(WORK TO DO):
Every line of the records below should be restated exactly.

(EXCERPTED DATA):
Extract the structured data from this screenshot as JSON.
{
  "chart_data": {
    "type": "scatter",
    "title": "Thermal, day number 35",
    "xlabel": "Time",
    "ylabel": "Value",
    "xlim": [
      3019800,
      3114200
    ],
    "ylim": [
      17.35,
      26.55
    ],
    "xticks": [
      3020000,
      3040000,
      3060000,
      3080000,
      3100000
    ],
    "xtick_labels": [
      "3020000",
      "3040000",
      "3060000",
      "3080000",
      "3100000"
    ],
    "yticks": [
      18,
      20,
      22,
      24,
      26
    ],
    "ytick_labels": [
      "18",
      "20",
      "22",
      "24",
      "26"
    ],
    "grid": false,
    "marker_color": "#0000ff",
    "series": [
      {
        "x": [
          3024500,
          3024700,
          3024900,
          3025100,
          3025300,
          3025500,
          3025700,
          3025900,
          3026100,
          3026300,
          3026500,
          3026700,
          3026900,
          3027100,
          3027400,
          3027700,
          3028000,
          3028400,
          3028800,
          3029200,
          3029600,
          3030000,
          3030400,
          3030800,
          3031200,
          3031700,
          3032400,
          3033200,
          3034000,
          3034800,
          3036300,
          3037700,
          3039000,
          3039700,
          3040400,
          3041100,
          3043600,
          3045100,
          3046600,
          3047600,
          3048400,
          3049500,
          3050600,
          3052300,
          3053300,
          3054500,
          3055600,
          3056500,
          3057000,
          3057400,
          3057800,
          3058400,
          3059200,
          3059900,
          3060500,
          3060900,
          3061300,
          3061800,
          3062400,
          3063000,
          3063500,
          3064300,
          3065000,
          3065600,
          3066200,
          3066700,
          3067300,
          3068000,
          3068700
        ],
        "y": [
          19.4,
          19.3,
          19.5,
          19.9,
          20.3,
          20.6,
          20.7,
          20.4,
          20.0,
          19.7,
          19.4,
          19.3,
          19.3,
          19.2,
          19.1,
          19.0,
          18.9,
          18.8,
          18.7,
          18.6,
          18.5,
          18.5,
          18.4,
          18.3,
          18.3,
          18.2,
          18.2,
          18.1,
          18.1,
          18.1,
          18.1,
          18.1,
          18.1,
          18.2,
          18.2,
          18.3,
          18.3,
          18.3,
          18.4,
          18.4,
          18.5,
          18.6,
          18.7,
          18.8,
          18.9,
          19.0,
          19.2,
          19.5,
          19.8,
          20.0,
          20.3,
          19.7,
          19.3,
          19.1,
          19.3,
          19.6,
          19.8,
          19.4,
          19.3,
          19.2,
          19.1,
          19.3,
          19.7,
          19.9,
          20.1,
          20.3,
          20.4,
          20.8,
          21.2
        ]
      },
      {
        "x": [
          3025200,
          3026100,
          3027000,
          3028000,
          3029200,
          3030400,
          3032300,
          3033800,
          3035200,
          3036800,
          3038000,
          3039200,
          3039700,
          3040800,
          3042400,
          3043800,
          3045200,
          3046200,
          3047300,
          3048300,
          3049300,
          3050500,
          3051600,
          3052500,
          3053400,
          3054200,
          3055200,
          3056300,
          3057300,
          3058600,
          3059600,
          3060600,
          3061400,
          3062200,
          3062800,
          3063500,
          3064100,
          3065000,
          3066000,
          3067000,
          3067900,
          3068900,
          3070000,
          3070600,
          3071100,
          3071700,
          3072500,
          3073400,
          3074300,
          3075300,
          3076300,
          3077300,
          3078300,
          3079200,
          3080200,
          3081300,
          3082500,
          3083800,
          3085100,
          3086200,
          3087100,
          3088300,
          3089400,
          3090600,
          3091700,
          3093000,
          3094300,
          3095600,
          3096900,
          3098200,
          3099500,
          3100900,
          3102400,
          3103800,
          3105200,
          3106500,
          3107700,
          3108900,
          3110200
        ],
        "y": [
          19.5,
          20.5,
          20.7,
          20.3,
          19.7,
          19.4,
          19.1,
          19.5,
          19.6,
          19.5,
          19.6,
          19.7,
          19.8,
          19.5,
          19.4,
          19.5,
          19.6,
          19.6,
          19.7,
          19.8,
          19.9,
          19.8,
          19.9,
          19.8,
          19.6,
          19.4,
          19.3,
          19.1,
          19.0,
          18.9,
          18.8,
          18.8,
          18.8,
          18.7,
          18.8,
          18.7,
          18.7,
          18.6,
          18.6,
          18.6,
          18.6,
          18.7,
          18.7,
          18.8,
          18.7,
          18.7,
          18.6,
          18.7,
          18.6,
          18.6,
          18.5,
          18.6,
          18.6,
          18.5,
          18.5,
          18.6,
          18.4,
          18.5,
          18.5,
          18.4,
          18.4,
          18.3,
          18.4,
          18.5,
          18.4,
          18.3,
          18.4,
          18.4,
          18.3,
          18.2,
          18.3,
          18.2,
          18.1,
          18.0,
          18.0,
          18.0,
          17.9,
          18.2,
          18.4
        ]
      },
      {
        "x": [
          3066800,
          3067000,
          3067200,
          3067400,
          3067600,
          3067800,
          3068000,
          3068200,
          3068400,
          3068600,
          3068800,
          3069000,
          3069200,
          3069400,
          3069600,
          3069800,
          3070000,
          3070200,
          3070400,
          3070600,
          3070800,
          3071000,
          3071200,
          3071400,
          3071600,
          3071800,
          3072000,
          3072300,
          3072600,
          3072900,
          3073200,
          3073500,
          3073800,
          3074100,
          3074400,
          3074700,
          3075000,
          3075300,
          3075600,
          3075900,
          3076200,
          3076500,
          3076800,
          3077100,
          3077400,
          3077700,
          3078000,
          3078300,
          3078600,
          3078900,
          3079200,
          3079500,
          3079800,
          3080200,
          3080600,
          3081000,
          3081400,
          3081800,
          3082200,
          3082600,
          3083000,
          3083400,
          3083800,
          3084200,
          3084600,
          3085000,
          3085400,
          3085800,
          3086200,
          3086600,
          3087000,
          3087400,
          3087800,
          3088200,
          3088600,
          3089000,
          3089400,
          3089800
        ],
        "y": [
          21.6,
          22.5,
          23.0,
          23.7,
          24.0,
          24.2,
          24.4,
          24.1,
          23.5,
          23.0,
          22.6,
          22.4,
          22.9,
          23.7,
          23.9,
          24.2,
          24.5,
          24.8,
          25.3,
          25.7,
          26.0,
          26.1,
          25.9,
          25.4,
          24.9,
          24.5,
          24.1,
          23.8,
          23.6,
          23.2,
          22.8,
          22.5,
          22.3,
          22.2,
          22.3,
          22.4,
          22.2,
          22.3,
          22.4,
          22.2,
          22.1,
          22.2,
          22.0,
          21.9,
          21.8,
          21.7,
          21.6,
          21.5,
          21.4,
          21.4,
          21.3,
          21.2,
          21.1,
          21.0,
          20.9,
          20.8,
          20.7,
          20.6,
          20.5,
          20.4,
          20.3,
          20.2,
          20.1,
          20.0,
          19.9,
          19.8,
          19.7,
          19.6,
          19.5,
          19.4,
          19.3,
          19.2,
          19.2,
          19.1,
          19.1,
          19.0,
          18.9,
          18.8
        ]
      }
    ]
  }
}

(FINISHED TASK):
Extract the structured data from this screenshot as JSON.
{
  "chart_data": {
    "type": "scatter",
    "title": "Thermal, day number 35",
    "xlabel": "Time",
    "ylabel": "Value",
    "xlim": [
      3019800,
      3114200
    ],
    "ylim": [
      17.35,
      26.55
    ],
    "xticks": [
      3020000,
      3040000,
      3060000,
      3080000,
      3100000
    ],
    "xtick_labels": [
      "3020000",
      "3040000",
      "3060000",
      "3080000",
      "3100000"
    ],
    "yticks": [
      18,
      20,
      22,
      24,
      26
    ],
    "ytick_labels": [
      "18",
      "20",
      "22",
      "24",
      "26"
    ],
    "grid": false,
    "marker_color": "#0000ff",
    "series": [
      {
        "x": [
          3024500,
          3024700,
          3024900,
          3025100,
          3025300,
          3025500,
          3025700,
          3025900,
          3026100,
          3026300,
          3026500,
          3026700,
          3026900,
          3027100,
          3027400,
          3027700,
          3028000,
          3028400,
          3028800,
          3029200,
          3029600,
          3030000,
          3030400,
          3030800,
          3031200,
          3031700,
          3032400,
          3033200,
          3034000,
          3034800,
          3036300,
          3037700,
          3039000,
          3039700,
          3040400,
          3041100,
          3043600,
          3045100,
          3046600,
          3047600,
          3048400,
          3049500,
          3050600,
          3052300,
          3053300,
          3054500,
          3055600,
          3056500,
          3057000,
          3057400,
          3057800,
          3058400,
          3059200,
          3059900,
          3060500,
          3060900,
          3061300,
          3061800,
          3062400,
          3063000,
          3063500,
          3064300,
          3065000,
          3065600,
          3066200,
          3066700,
          3067300,
          3068000,
          3068700
        ],
        "y": [
          19.4,
          19.3,
          19.5,
          19.9,
          20.3,
          20.6,
          20.7,
          20.4,
          20.0,
          19.7,
          19.4,
          19.3,
          19.3,
          19.2,
          19.1,
          19.0,
          18.9,
          18.8,
          18.7,
          18.6,
          18.5,
          18.5,
          18.4,
          18.3,
          18.3,
          18.2,
          18.2,
          18.1,
          18.1,
          18.1,
          18.1,
          18.1,
          18.1,
          18.2,
          18.2,
          18.3,
          18.3,
          18.3,
          18.4,
          18.4,
          18.5,
          18.6,
          18.7,
          18.8,
          18.9,
          19.0,
          19.2,
          19.5,
          19.8,
          20.0,
          20.3,
          19.7,
          19.3,
          19.1,
          19.3,
          19.6,
          19.8,
          19.4,
          19.3,
          19.2,
          19.1,
          19.3,
          19.7,
          19.9,
          20.1,
          20.3,
          20.4,
          20.8,
          21.2
        ]
      },
      {
        "x": [
          3025200,
          3026100,
          3027000,
          3028000,
          3029200,
          3030400,
          3032300,
          3033800,
          3035200,
          3036800,
          3038000,
          3039200,
          3039700,
          3040800,
          3042400,
          3043800,
          3045200,
          3046200,
          3047300,
          3048300,
          3049300,
          3050500,
          3051600,
          3052500,
          3053400,
          3054200,
          3055200,
          3056300,
          3057300,
          3058600,
          3059600,
          3060600,
          3061400,
          3062200,
          3062800,
          3063500,
          3064100,
          3065000,
          3066000,
          3067000,
          3067900,
          3068900,
          3070000,
          3070600,
          3071100,
          3071700,
          3072500,
          3073400,
          3074300,
          3075300,
          3076300,
          3077300,
          3078300,
          3079200,
          3080200,
          3081300,
          3082500,
          3083800,
          3085100,
          3086200,
          3087100,
          3088300,
          3089400,
          3090600,
          3091700,
          3093000,
          3094300,
          3095600,
          3096900,
          3098200,
          3099500,
          3100900,
          3102400,
          3103800,
          3105200,
          3106500,
          3107700,
          3108900,
          3110200
        ],
        "y": [
          19.5,
          20.5,
          20.7,
          20.3,
          19.7,
          19.4,
          19.1,
          19.5,
          19.6,
          19.5,
          19.6,
          19.7,
          19.8,
          19.5,
          19.4,
          19.5,
          19.6,
          19.6,
          19.7,
          19.8,
          19.9,
          19.8,
          19.9,
          19.8,
          19.6,
          19.4,
          19.3,
          19.1,
          19.0,
          18.9,
          18.8,
          18.8,
          18.8,
          18.7,
          18.8,
          18.7,
          18.7,
          18.6,
          18.6,
          18.6,
          18.6,
          18.7,
          18.7,
          18.8,
          18.7,
          18.7,
          18.6,
          18.7,
          18.6,
          18.6,
          18.5,
          18.6,
          18.6,
          18.5,
          18.5,
          18.6,
          18.4,
          18.5,
          18.5,
          18.4,
          18.4,
          18.3,
          18.4,
          18.5,
          18.4,
          18.3,
          18.4,
          18.4,
          18.3,
          18.2,
          18.3,
          18.2,
          18.1,
          18.0,
          18.0,
          18.0,
          17.9,
          18.2,
          18.4
        ]
      },
      {
        "x": [
          3066800,
          3067000,
          3067200,
          3067400,
          3067600,
          3067800,
          3068000,
          3068200,
          3068400,
          3068600,
          3068800,
          3069000,
          3069200,
          3069400,
          3069600,
          3069800,
          3070000,
          3070200,
          3070400,
          3070600,
          3070800,
          3071000,
          3071200,
          3071400,
          3071600,
          3071800,
          3072000,
          3072300,
          3072600,
          3072900,
          3073200,
          3073500,
          3073800,
          3074100,
          3074400,
          3074700,
          3075000,
          3075300,
          3075600,
          3075900,
          3076200,
          3076500,
          3076800,
          3077100,
          3077400,
          3077700,
          3078000,
          3078300,
          3078600,
          3078900,
          3079200,
          3079500,
          3079800,
          3080200,
          3080600,
          3081000,
          3081400,
          3081800,
          3082200,
          3082600,
          3083000,
          3083400,
          3083800,
          3084200,
          3084600,
          3085000,
          3085400,
          3085800,
          3086200,
          3086600,
          3087000,
          3087400,
          3087800,
          3088200,
          3088600,
          3089000,
          3089400,
          3089800
        ],
        "y": [
          21.6,
          22.5,
          23.0,
          23.7,
          24.0,
          24.2,
          24.4,
          24.1,
          23.5,
          23.0,
          22.6,
          22.4,
          22.9,
          23.7,
          23.9,
          24.2,
          24.5,
          24.8,
          25.3,
          25.7,
          26.0,
          26.1,
          25.9,
          25.4,
          24.9,
          24.5,
          24.1,
          23.8,
          23.6,
          23.2,
          22.8,
          22.5,
          22.3,
          22.2,
          22.3,
          22.4,
          22.2,
          22.3,
          22.4,
          22.2,
          22.1,
          22.2,
          22.0,
          21.9,
          21.8,
          21.7,
          21.6,
          21.5,
          21.4,
          21.4,
          21.3,
          21.2,
          21.1,
          21.0,
          20.9,
          20.8,
          20.7,
          20.6,
          20.5,
          20.4,
          20.3,
          20.2,
          20.1,
          20.0,
          19.9,
          19.8,
          19.7,
          19.6,
          19.5,
          19.4,
          19.3,
          19.2,
          19.2,
          19.1,
          19.1,
          19.0,
          18.9,
          18.8
        ]
      }
    ]
  }
}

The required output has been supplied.